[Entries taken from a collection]

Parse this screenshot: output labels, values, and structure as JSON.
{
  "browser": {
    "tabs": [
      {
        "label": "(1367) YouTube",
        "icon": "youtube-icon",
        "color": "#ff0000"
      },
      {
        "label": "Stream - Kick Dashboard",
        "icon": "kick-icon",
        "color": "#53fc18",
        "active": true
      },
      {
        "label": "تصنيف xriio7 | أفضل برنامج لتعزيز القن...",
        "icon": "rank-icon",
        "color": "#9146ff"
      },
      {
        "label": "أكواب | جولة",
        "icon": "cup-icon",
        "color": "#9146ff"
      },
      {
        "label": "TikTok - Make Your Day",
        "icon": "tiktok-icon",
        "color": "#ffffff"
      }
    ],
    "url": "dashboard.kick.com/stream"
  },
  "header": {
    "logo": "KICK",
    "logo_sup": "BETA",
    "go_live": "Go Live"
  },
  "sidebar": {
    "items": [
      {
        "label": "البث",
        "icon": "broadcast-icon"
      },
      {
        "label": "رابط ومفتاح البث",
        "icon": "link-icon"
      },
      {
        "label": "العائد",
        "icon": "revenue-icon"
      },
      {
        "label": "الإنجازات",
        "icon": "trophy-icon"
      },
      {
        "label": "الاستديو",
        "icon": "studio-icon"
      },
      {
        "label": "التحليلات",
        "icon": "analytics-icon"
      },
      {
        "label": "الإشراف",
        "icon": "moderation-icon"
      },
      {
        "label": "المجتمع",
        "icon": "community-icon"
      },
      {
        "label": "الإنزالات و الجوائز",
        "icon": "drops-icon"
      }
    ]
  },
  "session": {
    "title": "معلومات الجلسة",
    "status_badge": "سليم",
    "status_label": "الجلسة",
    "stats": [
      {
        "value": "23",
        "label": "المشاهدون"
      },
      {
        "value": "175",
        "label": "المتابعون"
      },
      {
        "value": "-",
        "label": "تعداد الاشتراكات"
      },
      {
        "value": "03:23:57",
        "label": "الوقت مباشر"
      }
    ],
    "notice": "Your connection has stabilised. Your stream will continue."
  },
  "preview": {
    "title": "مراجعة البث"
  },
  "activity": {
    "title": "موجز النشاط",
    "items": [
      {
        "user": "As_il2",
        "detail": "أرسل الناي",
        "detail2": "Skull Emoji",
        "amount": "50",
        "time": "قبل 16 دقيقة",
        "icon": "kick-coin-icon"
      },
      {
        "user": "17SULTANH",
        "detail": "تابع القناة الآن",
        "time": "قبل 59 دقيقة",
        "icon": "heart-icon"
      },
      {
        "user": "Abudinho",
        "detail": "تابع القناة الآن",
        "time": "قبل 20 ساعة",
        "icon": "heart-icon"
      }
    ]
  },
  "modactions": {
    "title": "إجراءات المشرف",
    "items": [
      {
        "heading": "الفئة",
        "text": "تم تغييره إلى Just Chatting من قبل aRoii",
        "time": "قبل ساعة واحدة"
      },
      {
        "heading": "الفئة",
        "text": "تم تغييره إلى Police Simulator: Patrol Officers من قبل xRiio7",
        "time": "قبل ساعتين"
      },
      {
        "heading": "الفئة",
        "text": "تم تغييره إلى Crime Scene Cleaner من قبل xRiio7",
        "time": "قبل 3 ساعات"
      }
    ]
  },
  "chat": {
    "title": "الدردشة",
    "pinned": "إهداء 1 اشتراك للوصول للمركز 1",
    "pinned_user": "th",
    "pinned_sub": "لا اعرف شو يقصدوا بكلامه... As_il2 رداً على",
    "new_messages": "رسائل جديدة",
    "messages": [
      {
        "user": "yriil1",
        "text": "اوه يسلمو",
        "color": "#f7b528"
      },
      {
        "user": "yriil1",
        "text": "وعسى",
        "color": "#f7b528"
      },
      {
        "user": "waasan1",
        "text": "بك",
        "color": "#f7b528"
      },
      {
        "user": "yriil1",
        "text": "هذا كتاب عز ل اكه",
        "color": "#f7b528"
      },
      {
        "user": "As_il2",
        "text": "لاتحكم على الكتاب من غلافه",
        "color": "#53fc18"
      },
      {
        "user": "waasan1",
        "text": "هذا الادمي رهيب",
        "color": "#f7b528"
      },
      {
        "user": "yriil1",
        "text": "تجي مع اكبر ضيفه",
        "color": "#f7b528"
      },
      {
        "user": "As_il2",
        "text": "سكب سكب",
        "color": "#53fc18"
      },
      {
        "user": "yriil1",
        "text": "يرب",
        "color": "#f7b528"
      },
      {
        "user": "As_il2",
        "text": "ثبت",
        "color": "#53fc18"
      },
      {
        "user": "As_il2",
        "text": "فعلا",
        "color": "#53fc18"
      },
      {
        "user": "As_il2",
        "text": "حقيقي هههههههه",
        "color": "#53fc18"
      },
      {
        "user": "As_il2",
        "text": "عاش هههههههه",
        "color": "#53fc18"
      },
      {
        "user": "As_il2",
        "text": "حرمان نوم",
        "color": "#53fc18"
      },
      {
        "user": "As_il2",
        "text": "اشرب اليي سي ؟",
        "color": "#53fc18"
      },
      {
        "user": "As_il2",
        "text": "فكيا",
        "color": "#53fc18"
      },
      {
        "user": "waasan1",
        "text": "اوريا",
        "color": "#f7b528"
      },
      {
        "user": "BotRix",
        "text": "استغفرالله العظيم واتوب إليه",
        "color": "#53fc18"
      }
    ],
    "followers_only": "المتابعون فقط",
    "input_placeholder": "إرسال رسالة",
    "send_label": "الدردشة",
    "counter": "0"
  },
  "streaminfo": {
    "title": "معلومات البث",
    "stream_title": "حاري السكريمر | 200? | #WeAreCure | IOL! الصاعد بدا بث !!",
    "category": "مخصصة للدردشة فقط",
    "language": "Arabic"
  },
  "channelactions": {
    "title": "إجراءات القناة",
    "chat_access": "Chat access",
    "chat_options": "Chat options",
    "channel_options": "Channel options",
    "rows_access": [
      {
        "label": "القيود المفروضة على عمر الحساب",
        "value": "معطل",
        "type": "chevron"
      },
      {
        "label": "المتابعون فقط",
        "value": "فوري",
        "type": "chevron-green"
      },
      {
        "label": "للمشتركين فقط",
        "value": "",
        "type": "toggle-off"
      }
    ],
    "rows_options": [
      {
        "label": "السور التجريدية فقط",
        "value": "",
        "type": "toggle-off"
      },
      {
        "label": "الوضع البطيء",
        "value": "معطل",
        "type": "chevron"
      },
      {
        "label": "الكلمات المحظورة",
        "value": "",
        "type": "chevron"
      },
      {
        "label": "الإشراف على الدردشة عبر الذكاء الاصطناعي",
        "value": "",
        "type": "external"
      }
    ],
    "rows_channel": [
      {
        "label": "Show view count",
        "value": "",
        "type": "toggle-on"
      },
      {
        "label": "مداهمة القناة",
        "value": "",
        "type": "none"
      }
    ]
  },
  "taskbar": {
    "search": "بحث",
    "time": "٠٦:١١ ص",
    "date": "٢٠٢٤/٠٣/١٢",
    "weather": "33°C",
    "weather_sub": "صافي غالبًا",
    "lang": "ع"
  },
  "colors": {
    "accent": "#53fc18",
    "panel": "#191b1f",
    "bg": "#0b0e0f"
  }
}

◆ Set exercise: Quote each line of the listing above exactly.

◆ Solution for this problem:
Parse this screenshot: output labels, values, and structure as JSON.
{
  "browser": {
    "tabs": [
      {
        "label": "(1367) YouTube",
        "icon": "youtube-icon",
        "color": "#ff0000"
      },
      {
        "label": "Stream - Kick Dashboard",
        "icon": "kick-icon",
        "color": "#53fc18",
        "active": true
      },
      {
        "label": "تصنيف xriio7 | أفضل برنامج لتعزيز القن...",
        "icon": "rank-icon",
        "color": "#9146ff"
      },
      {
        "label": "أكواب | جولة",
        "icon": "cup-icon",
        "color": "#9146ff"
      },
      {
        "label": "TikTok - Make Your Day",
        "icon": "tiktok-icon",
        "color": "#ffffff"
      }
    ],
    "url": "dashboard.kick.com/stream"
  },
  "header": {
    "logo": "KICK",
    "logo_sup": "BETA",
    "go_live": "Go Live"
  },
  "sidebar": {
    "items": [
      {
        "label": "البث",
        "icon": "broadcast-icon"
      },
      {
        "label": "رابط ومفتاح البث",
        "icon": "link-icon"
      },
      {
        "label": "العائد",
        "icon": "revenue-icon"
      },
      {
        "label": "الإنجازات",
        "icon": "trophy-icon"
      },
      {
        "label": "الاستديو",
        "icon": "studio-icon"
      },
      {
        "label": "التحليلات",
        "icon": "analytics-icon"
      },
      {
        "label": "الإشراف",
        "icon": "moderation-icon"
      },
      {
        "label": "المجتمع",
        "icon": "community-icon"
      },
      {
        "label": "الإنزالات و الجوائز",
        "icon": "drops-icon"
      }
    ]
  },
  "session": {
    "title": "معلومات الجلسة",
    "status_badge": "سليم",
    "status_label": "الجلسة",
    "stats": [
      {
        "value": "23",
        "label": "المشاهدون"
      },
      {
        "value": "175",
        "label": "المتابعون"
      },
      {
        "value": "-",
        "label": "تعداد الاشتراكات"
      },
      {
        "value": "03:23:57",
        "label": "الوقت مباشر"
      }
    ],
    "notice": "Your connection has stabilised. Your stream will continue."
  },
  "preview": {
    "title": "مراجعة البث"
  },
  "activity": {
    "title": "موجز النشاط",
    "items": [
      {
        "user": "As_il2",
        "detail": "أرسل الناي",
        "detail2": "Skull Emoji",
        "amount": "50",
        "time": "قبل 16 دقيقة",
        "icon": "kick-coin-icon"
      },
      {
        "user": "17SULTANH",
        "detail": "تابع القناة الآن",
        "time": "قبل 59 دقيقة",
        "icon": "heart-icon"
      },
      {
        "user": "Abudinho",
        "detail": "تابع القناة الآن",
        "time": "قبل 20 ساعة",
        "icon": "heart-icon"
      }
    ]
  },
  "modactions": {
    "title": "إجراءات المشرف",
    "items": [
      {
        "heading": "الفئة",
        "text": "تم تغييره إلى Just Chatting من قبل aRoii",
        "time": "قبل ساعة واحدة"
      },
      {
        "heading": "الفئة",
        "text": "تم تغييره إلى Police Simulator: Patrol Officers من قبل xRiio7",
        "time": "قبل ساعتين"
      },
      {
        "heading": "الفئة",
        "text": "تم تغييره إلى Crime Scene Cleaner من قبل xRiio7",
        "time": "قبل 3 ساعات"
      }
    ]
  },
  "chat": {
    "title": "الدردشة",
    "pinned": "إهداء 1 اشتراك للوصول للمركز 1",
    "pinned_user": "th",
    "pinned_sub": "لا اعرف شو يقصدوا بكلامه... As_il2 رداً على",
    "new_messages": "رسائل جديدة",
    "messages": [
      {
        "user": "yriil1",
        "text": "اوه يسلمو",
        "color": "#f7b528"
      },
      {
        "user": "yriil1",
        "text": "وعسى",
        "color": "#f7b528"
      },
      {
        "user": "waasan1",
        "text": "بك",
        "color": "#f7b528"
      },
      {
        "user": "yriil1",
        "text": "هذا كتاب عز ل اكه",
        "color": "#f7b528"
      },
      {
        "user": "As_il2",
        "text": "لاتحكم على الكتاب من غلافه",
        "color": "#53fc18"
      },
      {
        "user": "waasan1",
        "text": "هذا الادمي رهيب",
        "color": "#f7b528"
      },
      {
        "user": "yriil1",
        "text": "تجي مع اكبر ضيفه",
        "color": "#f7b528"
      },
      {
        "user": "As_il2",
        "text": "سكب سكب",
        "color": "#53fc18"
      },
      {
        "user": "yriil1",
        "text": "يرب",
        "color": "#f7b528"
      },
      {
        "user": "As_il2",
        "text": "ثبت",
        "color": "#53fc18"
      },
      {
        "user": "As_il2",
        "text": "فعلا",
        "color": "#53fc18"
      },
      {
        "user": "As_il2",
        "text": "حقيقي هههههههه",
        "color": "#53fc18"
      },
      {
        "user": "As_il2",
        "text": "عاش هههههههه",
        "color": "#53fc18"
      },
      {
        "user": "As_il2",
        "text": "حرمان نوم",
        "color": "#53fc18"
      },
      {
        "user": "As_il2",
        "text": "اشرب اليي سي ؟",
        "color": "#53fc18"
      },
      {
        "user": "As_il2",
        "text": "فكيا",
        "color": "#53fc18"
      },
      {
        "user": "waasan1",
        "text": "اوريا",
        "color": "#f7b528"
      },
      {
        "user": "BotRix",
        "text": "استغفرالله العظيم واتوب إليه",
        "color": "#53fc18"
      }
    ],
    "followers_only": "المتابعون فقط",
    "input_placeholder": "إرسال رسالة",
    "send_label": "الدردشة",
    "counter": "0"
  },
  "streaminfo": {
    "title": "معلومات البث",
    "stream_title": "حاري السكريمر | 200? | #WeAreCure | IOL! الصاعد بدا بث !!",
    "category": "مخصصة للدردشة فقط",
    "language": "Arabic"
  },
  "channelactions": {
    "title": "إجراءات القناة",
    "chat_access": "Chat access",
    "chat_options": "Chat options",
    "channel_options": "Channel options",
    "rows_access": [
      {
        "label": "القيود المفروضة على عمر الحساب",
        "value": "معطل",
        "type": "chevron"
      },
      {
        "label": "المتابعون فقط",
        "value": "فوري",
        "type": "chevron-green"
      },
      {
        "label": "للمشتركين فقط",
        "value": "",
        "type": "toggle-off"
      }
    ],
    "rows_options": [
      {
        "label": "السور التجريدية فقط",
        "value": "",
        "type": "toggle-off"
      },
      {
        "label": "الوضع البطيء",
        "value": "معطل",
        "type": "chevron"
      },
      {
        "label": "الكلمات المحظورة",
        "value": "",
        "type": "chevron"
      },
      {
        "label": "الإشراف على الدردشة عبر الذكاء الاصطناعي",
        "value": "",
        "type": "external"
      }
    ],
    "rows_channel": [
      {
        "label": "Show view count",
        "value": "",
        "type": "toggle-on"
      },
      {
        "label": "مداهمة القناة",
        "value": "",
        "type": "none"
      }
    ]
  },
  "taskbar": {
    "search": "بحث",
    "time": "٠٦:١١ ص",
    "date": "٢٠٢٤/٠٣/١٢",
    "weather": "33°C",
    "weather_sub": "صافي غالبًا",
    "lang": "ع"
  },
  "colors": {
    "accent": "#53fc18",
    "panel": "#191b1f",
    "bg": "#0b0e0f"
  }
}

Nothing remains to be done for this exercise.